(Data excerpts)
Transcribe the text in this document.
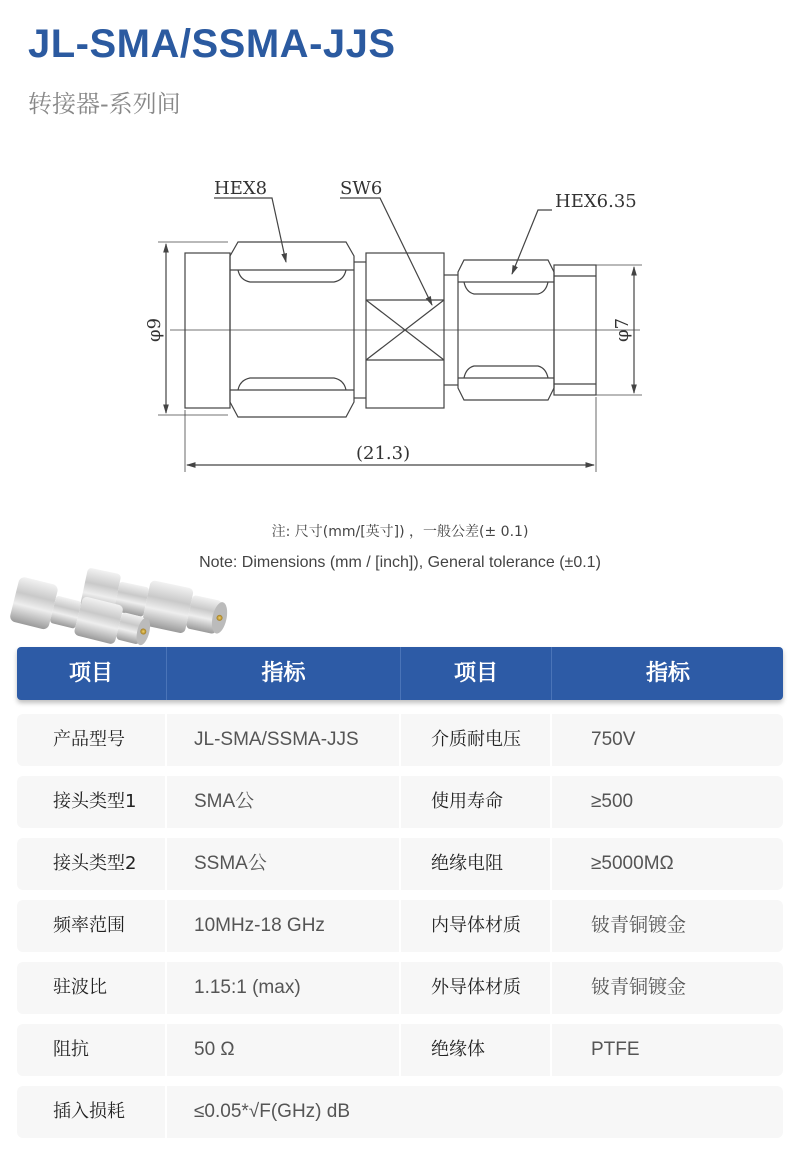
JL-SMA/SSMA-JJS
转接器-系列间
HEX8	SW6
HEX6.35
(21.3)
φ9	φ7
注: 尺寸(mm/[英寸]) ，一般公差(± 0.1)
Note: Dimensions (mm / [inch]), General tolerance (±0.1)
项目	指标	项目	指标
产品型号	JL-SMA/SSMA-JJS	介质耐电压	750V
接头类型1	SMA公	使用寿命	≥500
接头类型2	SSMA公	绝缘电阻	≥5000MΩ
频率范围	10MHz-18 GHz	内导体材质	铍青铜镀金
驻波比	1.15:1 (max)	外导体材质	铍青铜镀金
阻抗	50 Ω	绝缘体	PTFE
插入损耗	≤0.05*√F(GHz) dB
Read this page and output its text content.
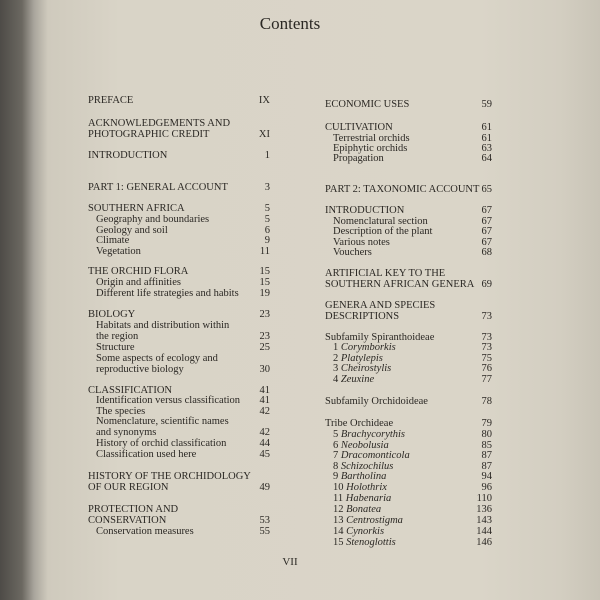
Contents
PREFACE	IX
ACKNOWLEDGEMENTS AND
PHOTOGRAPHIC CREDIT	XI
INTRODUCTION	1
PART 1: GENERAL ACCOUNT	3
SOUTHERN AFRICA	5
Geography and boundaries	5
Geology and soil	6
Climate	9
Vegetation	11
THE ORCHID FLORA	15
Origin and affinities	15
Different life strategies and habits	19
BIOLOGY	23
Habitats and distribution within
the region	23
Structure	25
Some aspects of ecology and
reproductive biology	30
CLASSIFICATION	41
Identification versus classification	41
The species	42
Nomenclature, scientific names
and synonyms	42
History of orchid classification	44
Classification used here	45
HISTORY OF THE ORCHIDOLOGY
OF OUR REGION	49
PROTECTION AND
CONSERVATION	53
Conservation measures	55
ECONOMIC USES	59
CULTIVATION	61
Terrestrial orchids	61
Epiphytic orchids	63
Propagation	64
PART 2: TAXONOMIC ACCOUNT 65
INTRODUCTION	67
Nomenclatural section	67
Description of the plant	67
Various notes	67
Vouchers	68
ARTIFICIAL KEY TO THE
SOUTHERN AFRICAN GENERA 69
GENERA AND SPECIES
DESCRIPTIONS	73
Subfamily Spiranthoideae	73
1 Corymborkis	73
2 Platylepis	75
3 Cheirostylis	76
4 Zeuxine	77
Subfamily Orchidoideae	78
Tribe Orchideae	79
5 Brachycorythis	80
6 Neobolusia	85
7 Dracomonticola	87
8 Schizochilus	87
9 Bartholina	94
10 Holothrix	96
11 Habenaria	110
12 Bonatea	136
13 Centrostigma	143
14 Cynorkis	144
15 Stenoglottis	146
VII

> _Directions for this task_
Go through the lines above. Select every one that has the string "PART".

> _Correct answer_
PART 1: GENERAL ACCOUNT	3
PART 2: TAXONOMIC ACCOUNT 65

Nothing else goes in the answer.